Begin Provided passage
David was a fine scholar; he was an authority on the music of Thomas Tomkins and Adrian Batten, and worked for many years on the unique set of seventeenth-century part-books from Chirk Castle in north-east Wales. But it is his rapport with students of all ages and all abilities that resonates most strongly with all who knew him. He drew out the best from every one of them, encouraging each imaginative idea and gently chiding only the most misguided of theories. An inspired teacher of the dark arts of four-part harmony and Palestrina counterpoint, he leaves generations of students able to spot a consecutive fifth at forty paces – students who today occupy musical professions across Wales and beyond. Their stories of David’s kindness are legion.
David never confined himself to a closeted academic lifestyle. Instead, he campaigned to bring music to as wide an audience as possible: working with Alun Hoddinott at the Cardiff Festival of Contemporary Music, for example, or conducting various university-based choral groups in concerts off-campus. His other interests included local history and wildlife; he was a stalwart member of the Anglesey branch of North Wales Wildlife Trust, for whom he acted as cake-baker-in-chief.
End Provided passage
» Stated task 1:
Reproduce the passage about David word for word, in full.
Begin Extracted material
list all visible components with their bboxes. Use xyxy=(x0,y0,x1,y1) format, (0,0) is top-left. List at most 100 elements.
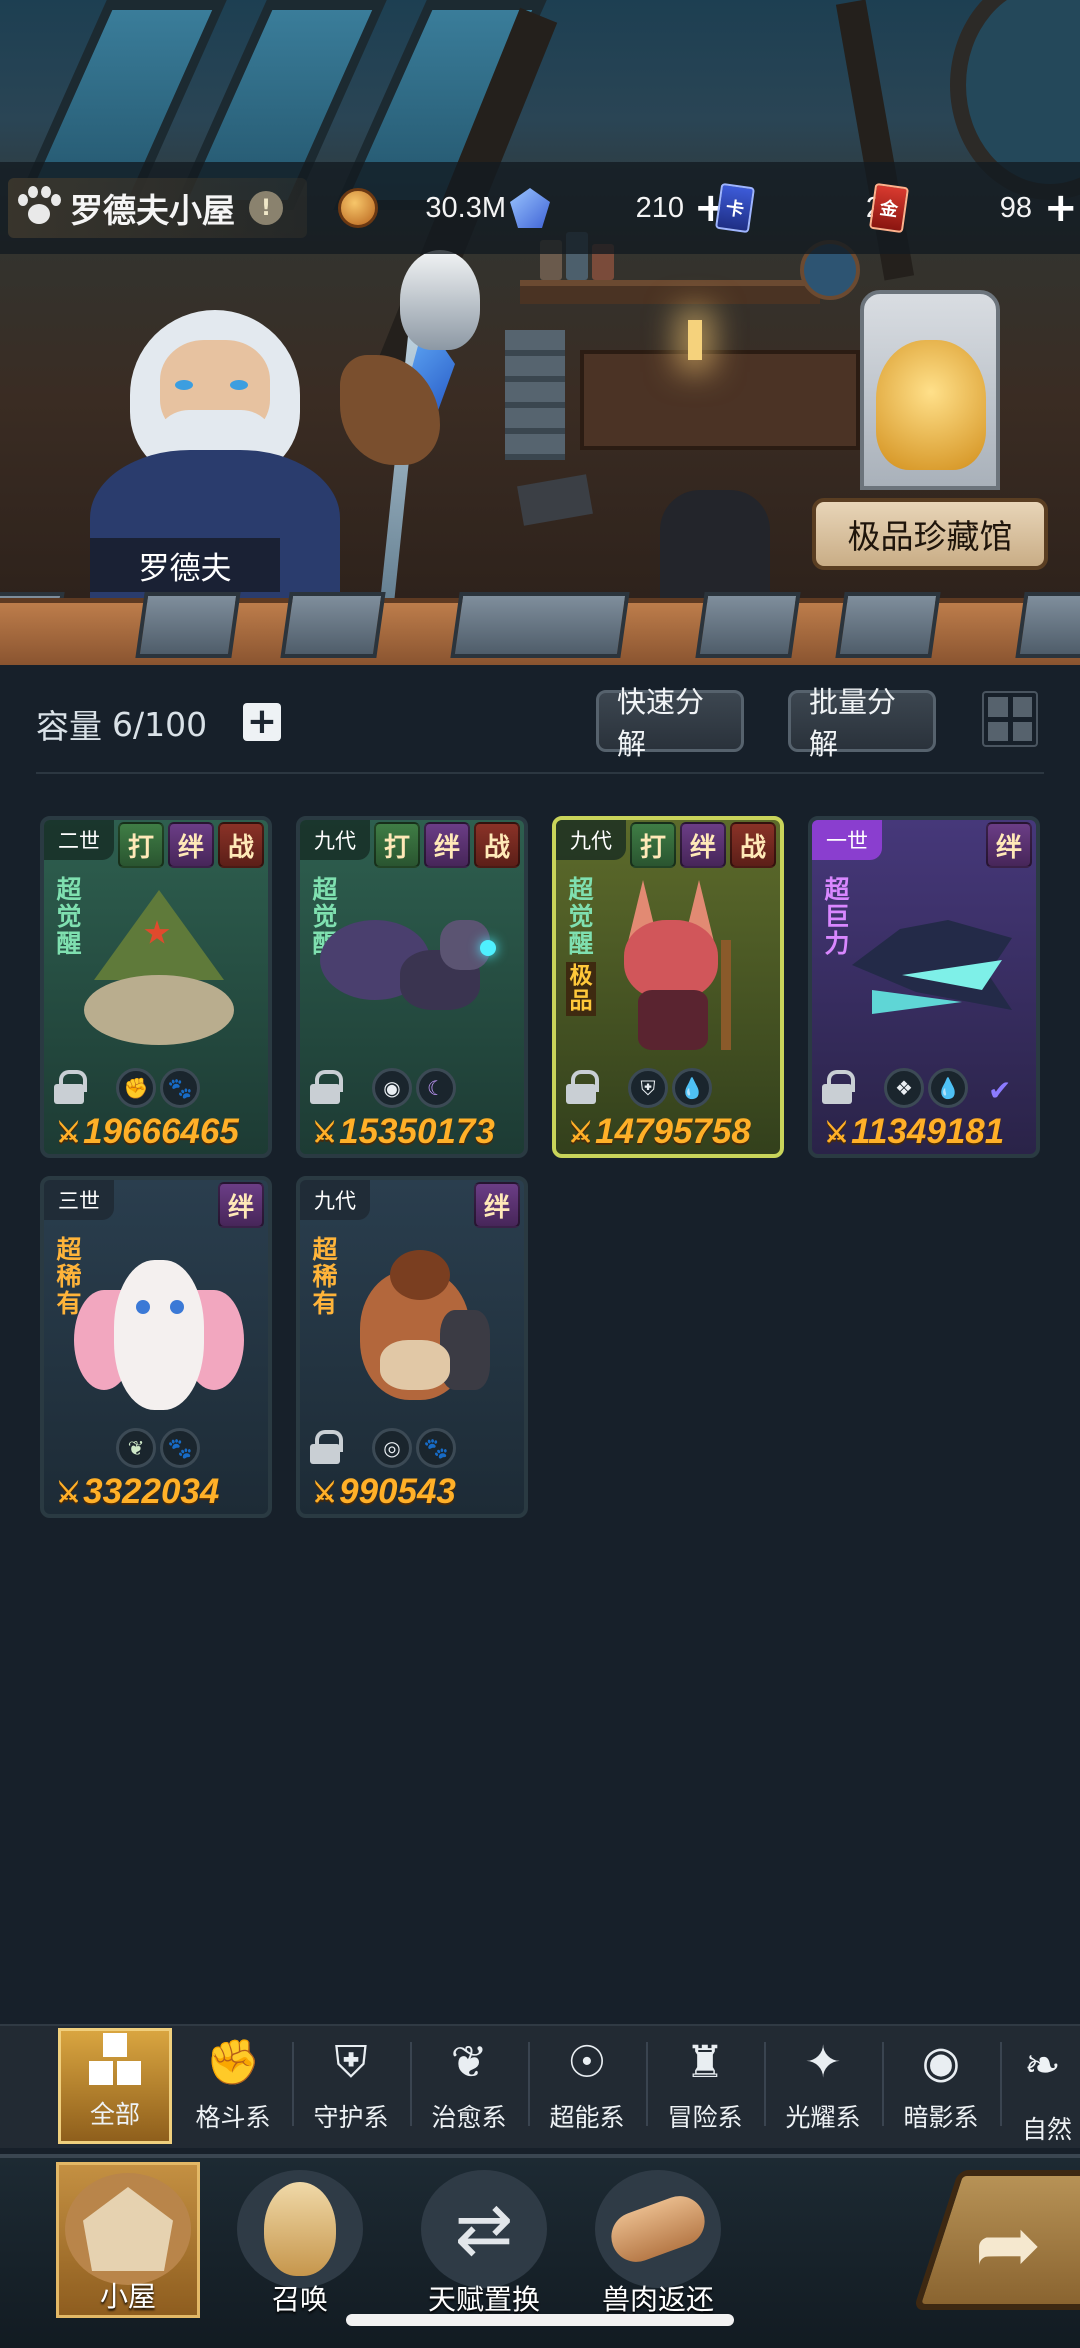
swap-icon: ⇄ xyxy=(421,2170,547,2288)
add-gold-ticket-button[interactable]: + xyxy=(1044,188,1078,228)
owl xyxy=(400,250,480,350)
filter-shadow[interactable]: ◉ 暗影系 xyxy=(884,2028,998,2144)
capacity-label: 容量 xyxy=(36,707,102,746)
eye-icon: ◉ xyxy=(372,1068,412,1108)
lantern-icon: ♜ xyxy=(685,2036,725,2088)
lock-icon[interactable] xyxy=(566,1070,599,1104)
generation-label: 二世 xyxy=(44,820,114,860)
eye-icon: ◉ xyxy=(921,2036,961,2088)
mole-brute-creature xyxy=(330,1240,500,1410)
filter-guardian[interactable]: ⛨ 守护系 xyxy=(294,2028,408,2144)
pet-card[interactable]: 九代 绊 超稀有 ◎ 🐾 ⚔ 990543 xyxy=(296,1176,528,1518)
sprout-icon: ❦ xyxy=(116,1428,156,1468)
moon-icon: ☾ xyxy=(416,1068,456,1108)
bond-tag: 绊 xyxy=(680,822,726,868)
nav-label: 召唤 xyxy=(271,2283,328,2316)
fist-icon: ✊ xyxy=(116,1068,156,1108)
sprout-icon: ❦ xyxy=(450,2036,488,2088)
filter-label: 全部 xyxy=(89,2100,140,2129)
nav-talent-swap[interactable]: ⇄ 天赋置换 xyxy=(400,2162,568,2318)
pet-card[interactable]: 二世 打 绊 战 超觉醒 ✊ 🐾 ⚔ 19666465 xyxy=(40,816,272,1158)
power-value: ⚔ 11349181 xyxy=(824,1112,1005,1151)
filter-light[interactable]: ✦ 光耀系 xyxy=(766,2028,880,2144)
check-icon: ✔ xyxy=(988,1074,1012,1107)
bond-tag: 绊 xyxy=(474,1182,520,1228)
grid-view-icon[interactable] xyxy=(982,691,1038,747)
nav-label: 兽肉返还 xyxy=(601,2283,714,2316)
all-icon xyxy=(87,2031,143,2087)
filter-all[interactable]: 全部 xyxy=(58,2028,172,2144)
card-ticket-value: 2 xyxy=(752,192,882,225)
bond-tag: 绊 xyxy=(168,822,214,868)
filter-psychic[interactable]: ☉ 超能系 xyxy=(530,2028,644,2144)
crystal-icon: ❖ xyxy=(884,1068,924,1108)
filter-label: 格斗系 xyxy=(195,2103,271,2132)
filter-nature[interactable]: ❧ 自然 xyxy=(1002,2028,1080,2144)
gold-ticket-counter: 金 98 + xyxy=(868,182,1078,234)
bond-tag: 绊 xyxy=(424,822,470,868)
leaf-icon: ❧ xyxy=(1024,2040,1061,2091)
filter-label: 自然 xyxy=(1022,2115,1073,2144)
capacity-value: 6/100 xyxy=(112,704,208,744)
power-value: ⚔ 990543 xyxy=(312,1472,456,1511)
filter-healing[interactable]: ❦ 治愈系 xyxy=(412,2028,526,2144)
filter-label: 治愈系 xyxy=(431,2103,507,2132)
generation-label: 九代 xyxy=(300,1180,370,1220)
gold-ticket-icon: 金 xyxy=(868,182,910,234)
floor-tile xyxy=(835,592,941,658)
house-title: 罗德夫小屋 ! xyxy=(8,178,307,238)
card-ticket-icon: 卡 xyxy=(714,182,756,234)
nav-label: 小屋 xyxy=(99,2280,156,2313)
home-indicator xyxy=(346,2314,734,2326)
paw-icon: 🐾 xyxy=(160,1428,200,1468)
pet-card[interactable]: 九代 打 绊 战 超觉醒 ◉ ☾ ⚔15350173 xyxy=(296,816,528,1158)
info-icon[interactable]: ! xyxy=(249,191,283,225)
lock-icon[interactable] xyxy=(822,1070,855,1104)
candle xyxy=(688,320,702,360)
filter-label: 冒险系 xyxy=(667,2103,743,2132)
floor-tile xyxy=(280,592,386,658)
filter-fighting[interactable]: ✊ 格斗系 xyxy=(176,2028,290,2144)
coin-counter: 30.3M xyxy=(338,184,506,232)
alien-icon: ☉ xyxy=(567,2036,607,2088)
nav-meat-refund[interactable]: 兽肉返还 xyxy=(574,2162,742,2318)
filter-label: 超能系 xyxy=(549,2103,625,2132)
house-name: 罗德夫小屋 xyxy=(70,191,235,230)
pet-card-selected[interactable]: 九代 打 绊 战 超觉醒 极品 ⛨ 💧 ⚔ 14795758 xyxy=(552,816,784,1158)
light-icon: ✦ xyxy=(804,2036,842,2088)
nav-label: 天赋置换 xyxy=(427,2283,540,2316)
white-fluff-creature xyxy=(74,1240,244,1410)
filter-adventure[interactable]: ♜ 冒险系 xyxy=(648,2028,762,2144)
filter-label: 守护系 xyxy=(313,2103,389,2132)
generation-label: 三世 xyxy=(44,1180,114,1220)
wizard-mushroom-creature xyxy=(74,880,244,1050)
shield-icon: ⛨ xyxy=(628,1068,668,1108)
meat-icon xyxy=(595,2170,721,2288)
crystal-counter: 210 + xyxy=(510,184,728,232)
shadow-fox-creature xyxy=(320,880,500,1050)
quick-decompose-button[interactable]: 快速分解 xyxy=(596,685,744,761)
batch-decompose-button[interactable]: 批量分解 xyxy=(788,685,936,761)
pet-card[interactable]: 一世 绊 超巨力 ❖ 💧 ✔ ⚔ 11349181 xyxy=(808,816,1040,1158)
pet-card[interactable]: 三世 绊 超稀有 ❦ 🐾 ⚔ 3322034 xyxy=(40,1176,272,1518)
battle-tag: 战 xyxy=(730,822,776,868)
crystal-value: 210 xyxy=(635,191,684,224)
fight-tag: 打 xyxy=(630,822,676,868)
expand-capacity-button[interactable]: + xyxy=(243,703,281,741)
generation-label: 九代 xyxy=(300,820,370,860)
nav-summon[interactable]: 召唤 xyxy=(228,2162,372,2318)
coin-icon xyxy=(338,188,378,228)
lock-icon[interactable] xyxy=(310,1430,343,1464)
power-value: ⚔ 19666465 xyxy=(56,1112,239,1151)
nav-house[interactable]: 小屋 xyxy=(56,2162,200,2318)
crystal-dragon-creature xyxy=(842,880,1012,1050)
bond-tag: 绊 xyxy=(986,822,1032,868)
floor-tile xyxy=(695,592,801,658)
paw-icon: 🐾 xyxy=(416,1428,456,1468)
lock-icon[interactable] xyxy=(310,1070,343,1104)
battle-tag: 战 xyxy=(474,822,520,868)
museum-button[interactable]: 极品珍藏馆 xyxy=(812,498,1048,570)
bond-tag: 绊 xyxy=(218,1182,264,1228)
lock-icon[interactable] xyxy=(54,1070,87,1104)
floor-tile xyxy=(135,592,241,658)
End Extracted material
» Stated task 2:
In the listing, take the stretch from "swap-icon: ⇄ xyxy=(421,2170,547,2288)" through "mole-brute-creature xyxy=(330,1240,500,1410)" and replace "eye-icon" with "watch-icon", changing nothing else. Return only those lines.

» Finished answer 1:
David was a fine scholar; he was an authority on the music of Thomas Tomkins and Adrian Batten, and worked for many years on the unique set of seventeenth-century part-books from Chirk Castle in north-east Wales. But it is his rapport with students of all ages and all abilities that resonates most strongly with all who knew him. He drew out the best from every one of them, encouraging each imaginative idea and gently chiding only the most misguided of theories. An inspired teacher of the dark arts of four-part harmony and Palestrina counterpoint, he leaves generations of students able to spot a consecutive fifth at forty paces – students who today occupy musical professions across Wales and beyond. Their stories of David’s kindness are legion.
David never confined himself to a closeted academic lifestyle. Instead, he campaigned to bring music to as wide an audience as possible: working with Alun Hoddinott at the Cardiff Festival of Contemporary Music, for example, or conducting various university-based choral groups in concerts off-campus. His other interests included local history and wildlife; he was a stalwart member of the Anglesey branch of North Wales Wildlife Trust, for whom he acted as cake-baker-in-chief.

» Finished answer 2:
swap-icon: ⇄ xyxy=(421,2170,547,2288)
add-gold-ticket-button[interactable]: + xyxy=(1044,188,1078,228)
owl xyxy=(400,250,480,350)
filter-shadow[interactable]: ◉ 暗影系 xyxy=(884,2028,998,2144)
capacity-label: 容量 xyxy=(36,707,102,746)
watch-icon: ◉ xyxy=(372,1068,412,1108)
lantern-icon: ♜ xyxy=(685,2036,725,2088)
lock-icon[interactable] xyxy=(566,1070,599,1104)
generation-label: 二世 xyxy=(44,820,114,860)
watch-icon: ◉ xyxy=(921,2036,961,2088)
mole-brute-creature xyxy=(330,1240,500,1410)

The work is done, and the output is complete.